_Objective_.
Output solely the number of lines containing the string "from".

_Records for this task_.

-- Start --

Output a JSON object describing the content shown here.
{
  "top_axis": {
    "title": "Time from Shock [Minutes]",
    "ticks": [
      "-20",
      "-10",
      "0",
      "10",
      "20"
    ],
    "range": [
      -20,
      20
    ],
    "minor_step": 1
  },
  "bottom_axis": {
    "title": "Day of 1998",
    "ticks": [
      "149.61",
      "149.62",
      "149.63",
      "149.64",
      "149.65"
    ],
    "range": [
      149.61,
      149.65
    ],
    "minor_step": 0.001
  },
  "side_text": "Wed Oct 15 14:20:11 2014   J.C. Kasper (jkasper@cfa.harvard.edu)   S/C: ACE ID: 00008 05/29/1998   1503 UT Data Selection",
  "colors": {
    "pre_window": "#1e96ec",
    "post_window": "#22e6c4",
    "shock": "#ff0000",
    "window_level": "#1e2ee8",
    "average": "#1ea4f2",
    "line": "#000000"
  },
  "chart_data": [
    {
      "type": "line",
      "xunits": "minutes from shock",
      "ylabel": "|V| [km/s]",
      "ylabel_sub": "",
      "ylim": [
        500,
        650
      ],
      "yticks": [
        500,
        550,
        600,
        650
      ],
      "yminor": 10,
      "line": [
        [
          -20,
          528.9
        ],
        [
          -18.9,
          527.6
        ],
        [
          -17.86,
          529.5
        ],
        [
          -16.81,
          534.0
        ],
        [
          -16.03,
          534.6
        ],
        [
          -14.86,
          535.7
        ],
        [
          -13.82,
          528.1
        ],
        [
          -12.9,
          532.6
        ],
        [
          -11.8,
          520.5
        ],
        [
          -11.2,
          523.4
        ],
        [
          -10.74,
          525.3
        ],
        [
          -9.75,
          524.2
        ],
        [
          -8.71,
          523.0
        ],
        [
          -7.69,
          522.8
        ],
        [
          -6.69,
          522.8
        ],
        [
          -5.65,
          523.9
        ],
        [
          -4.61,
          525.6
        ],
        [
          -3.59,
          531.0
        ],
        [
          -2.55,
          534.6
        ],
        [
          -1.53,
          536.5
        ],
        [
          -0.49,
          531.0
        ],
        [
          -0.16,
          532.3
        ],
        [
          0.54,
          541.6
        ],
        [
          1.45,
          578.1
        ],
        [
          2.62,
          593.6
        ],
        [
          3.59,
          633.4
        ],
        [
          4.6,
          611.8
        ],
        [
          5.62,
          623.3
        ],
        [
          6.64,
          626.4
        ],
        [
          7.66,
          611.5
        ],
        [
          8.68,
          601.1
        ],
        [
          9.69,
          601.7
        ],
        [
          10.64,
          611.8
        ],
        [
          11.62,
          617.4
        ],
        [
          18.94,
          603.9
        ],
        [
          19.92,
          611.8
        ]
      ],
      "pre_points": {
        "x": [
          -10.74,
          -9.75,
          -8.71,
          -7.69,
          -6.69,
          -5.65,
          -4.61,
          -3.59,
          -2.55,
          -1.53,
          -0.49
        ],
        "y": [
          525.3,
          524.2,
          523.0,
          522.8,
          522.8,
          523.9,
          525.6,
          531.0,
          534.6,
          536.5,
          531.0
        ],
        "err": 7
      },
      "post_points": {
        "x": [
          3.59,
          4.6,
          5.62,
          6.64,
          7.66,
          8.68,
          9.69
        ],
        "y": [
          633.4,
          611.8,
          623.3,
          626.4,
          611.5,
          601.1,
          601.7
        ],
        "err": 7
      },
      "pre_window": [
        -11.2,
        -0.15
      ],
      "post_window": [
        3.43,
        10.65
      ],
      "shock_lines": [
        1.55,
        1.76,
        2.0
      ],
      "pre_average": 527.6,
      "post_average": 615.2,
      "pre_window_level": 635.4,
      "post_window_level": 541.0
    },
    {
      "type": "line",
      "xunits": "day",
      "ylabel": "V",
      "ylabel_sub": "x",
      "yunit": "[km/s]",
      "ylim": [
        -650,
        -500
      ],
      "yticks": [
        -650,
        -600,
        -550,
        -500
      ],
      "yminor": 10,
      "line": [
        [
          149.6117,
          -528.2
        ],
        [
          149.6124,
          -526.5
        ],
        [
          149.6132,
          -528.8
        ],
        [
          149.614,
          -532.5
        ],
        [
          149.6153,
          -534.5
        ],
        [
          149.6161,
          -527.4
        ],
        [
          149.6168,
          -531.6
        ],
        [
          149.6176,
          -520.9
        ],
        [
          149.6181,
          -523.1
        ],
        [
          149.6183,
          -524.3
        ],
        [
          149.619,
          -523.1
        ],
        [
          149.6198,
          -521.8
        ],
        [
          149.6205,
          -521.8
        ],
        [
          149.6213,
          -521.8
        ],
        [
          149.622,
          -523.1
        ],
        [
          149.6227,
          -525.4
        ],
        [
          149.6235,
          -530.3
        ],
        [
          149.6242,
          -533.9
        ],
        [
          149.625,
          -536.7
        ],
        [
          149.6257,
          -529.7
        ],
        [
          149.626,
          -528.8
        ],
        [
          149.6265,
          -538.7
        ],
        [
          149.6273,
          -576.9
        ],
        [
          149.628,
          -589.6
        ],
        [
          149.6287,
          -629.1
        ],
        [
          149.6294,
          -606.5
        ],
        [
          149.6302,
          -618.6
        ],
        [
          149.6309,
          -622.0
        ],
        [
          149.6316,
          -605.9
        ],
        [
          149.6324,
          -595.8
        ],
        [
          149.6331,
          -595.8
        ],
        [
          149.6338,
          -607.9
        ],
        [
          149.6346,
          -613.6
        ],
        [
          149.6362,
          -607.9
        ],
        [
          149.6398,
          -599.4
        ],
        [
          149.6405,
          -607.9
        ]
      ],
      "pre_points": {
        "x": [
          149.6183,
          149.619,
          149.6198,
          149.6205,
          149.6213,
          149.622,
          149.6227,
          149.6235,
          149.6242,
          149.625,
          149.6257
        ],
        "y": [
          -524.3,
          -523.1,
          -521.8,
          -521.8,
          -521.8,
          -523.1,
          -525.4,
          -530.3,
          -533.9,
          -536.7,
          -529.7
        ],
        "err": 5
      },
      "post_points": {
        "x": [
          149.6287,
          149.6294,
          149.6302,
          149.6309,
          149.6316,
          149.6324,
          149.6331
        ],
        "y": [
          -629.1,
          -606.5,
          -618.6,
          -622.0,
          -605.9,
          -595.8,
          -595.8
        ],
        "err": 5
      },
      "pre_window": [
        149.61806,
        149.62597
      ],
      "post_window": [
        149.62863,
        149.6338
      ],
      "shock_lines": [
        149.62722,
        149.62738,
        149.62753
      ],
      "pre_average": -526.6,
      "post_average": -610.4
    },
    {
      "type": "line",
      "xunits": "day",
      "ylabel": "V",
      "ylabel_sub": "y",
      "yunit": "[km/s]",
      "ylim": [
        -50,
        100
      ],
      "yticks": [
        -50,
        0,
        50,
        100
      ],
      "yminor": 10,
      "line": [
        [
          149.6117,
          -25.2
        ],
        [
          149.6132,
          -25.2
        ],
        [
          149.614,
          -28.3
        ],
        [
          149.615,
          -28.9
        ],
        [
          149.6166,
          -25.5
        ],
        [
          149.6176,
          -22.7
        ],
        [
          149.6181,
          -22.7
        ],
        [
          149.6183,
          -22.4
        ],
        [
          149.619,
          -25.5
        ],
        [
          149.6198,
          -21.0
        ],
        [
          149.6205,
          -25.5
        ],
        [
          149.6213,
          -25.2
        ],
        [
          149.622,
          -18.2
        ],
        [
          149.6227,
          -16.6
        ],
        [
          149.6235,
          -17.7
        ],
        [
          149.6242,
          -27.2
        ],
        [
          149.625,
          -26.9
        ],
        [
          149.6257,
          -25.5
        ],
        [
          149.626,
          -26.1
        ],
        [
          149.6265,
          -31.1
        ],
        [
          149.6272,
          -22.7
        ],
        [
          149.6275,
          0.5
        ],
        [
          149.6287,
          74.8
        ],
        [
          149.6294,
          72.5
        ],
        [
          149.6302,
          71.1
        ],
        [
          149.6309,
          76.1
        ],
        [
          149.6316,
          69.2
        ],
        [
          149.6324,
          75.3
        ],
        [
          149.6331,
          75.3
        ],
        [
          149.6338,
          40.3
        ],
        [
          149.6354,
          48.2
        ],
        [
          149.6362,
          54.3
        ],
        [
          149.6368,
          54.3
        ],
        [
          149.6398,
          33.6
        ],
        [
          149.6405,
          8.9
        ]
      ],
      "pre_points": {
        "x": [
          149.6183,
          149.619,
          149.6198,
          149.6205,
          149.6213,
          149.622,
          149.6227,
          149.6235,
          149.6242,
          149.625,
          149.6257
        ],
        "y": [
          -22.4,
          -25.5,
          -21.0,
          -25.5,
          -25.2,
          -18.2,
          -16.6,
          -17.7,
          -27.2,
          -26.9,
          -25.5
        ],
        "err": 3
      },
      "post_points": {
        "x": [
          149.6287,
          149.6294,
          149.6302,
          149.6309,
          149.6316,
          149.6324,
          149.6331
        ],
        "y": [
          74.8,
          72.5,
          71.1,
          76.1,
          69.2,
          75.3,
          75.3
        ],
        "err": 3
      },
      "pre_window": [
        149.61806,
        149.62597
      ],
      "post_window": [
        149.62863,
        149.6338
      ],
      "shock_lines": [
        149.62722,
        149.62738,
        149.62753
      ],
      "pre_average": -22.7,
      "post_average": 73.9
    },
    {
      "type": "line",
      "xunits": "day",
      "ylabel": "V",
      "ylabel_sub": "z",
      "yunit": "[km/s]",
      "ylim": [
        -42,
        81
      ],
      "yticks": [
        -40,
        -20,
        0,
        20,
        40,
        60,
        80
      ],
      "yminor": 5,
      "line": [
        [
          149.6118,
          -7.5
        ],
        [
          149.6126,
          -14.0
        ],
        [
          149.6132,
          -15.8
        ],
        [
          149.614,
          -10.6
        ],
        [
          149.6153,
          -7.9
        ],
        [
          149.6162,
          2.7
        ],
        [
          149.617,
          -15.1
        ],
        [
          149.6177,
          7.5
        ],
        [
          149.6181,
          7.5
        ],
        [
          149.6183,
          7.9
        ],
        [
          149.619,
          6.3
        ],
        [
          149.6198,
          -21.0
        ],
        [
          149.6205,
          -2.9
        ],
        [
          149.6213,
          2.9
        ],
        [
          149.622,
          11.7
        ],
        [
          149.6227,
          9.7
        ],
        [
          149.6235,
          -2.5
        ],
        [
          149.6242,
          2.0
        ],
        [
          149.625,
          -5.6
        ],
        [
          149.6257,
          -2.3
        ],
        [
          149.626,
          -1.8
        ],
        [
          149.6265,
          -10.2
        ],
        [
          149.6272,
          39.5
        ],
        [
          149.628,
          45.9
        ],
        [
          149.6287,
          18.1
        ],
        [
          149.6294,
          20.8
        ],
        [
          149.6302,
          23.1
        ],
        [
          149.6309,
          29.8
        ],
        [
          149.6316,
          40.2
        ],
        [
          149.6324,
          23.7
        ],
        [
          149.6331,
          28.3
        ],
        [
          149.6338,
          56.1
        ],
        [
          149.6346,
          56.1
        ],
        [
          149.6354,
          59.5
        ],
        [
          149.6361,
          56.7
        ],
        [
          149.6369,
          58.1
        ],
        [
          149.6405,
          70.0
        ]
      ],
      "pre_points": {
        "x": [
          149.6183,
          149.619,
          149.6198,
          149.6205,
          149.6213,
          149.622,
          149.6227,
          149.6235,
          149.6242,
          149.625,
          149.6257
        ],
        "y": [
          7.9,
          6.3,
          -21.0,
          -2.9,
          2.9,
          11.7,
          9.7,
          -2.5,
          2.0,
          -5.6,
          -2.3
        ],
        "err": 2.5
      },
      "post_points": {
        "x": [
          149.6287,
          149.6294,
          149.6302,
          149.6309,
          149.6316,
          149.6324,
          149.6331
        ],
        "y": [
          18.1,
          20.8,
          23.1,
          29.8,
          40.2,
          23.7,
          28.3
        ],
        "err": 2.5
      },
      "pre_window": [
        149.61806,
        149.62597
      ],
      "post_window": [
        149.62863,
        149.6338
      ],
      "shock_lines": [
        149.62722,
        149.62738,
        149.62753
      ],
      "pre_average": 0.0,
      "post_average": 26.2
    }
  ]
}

-- End --

_Written response_.
2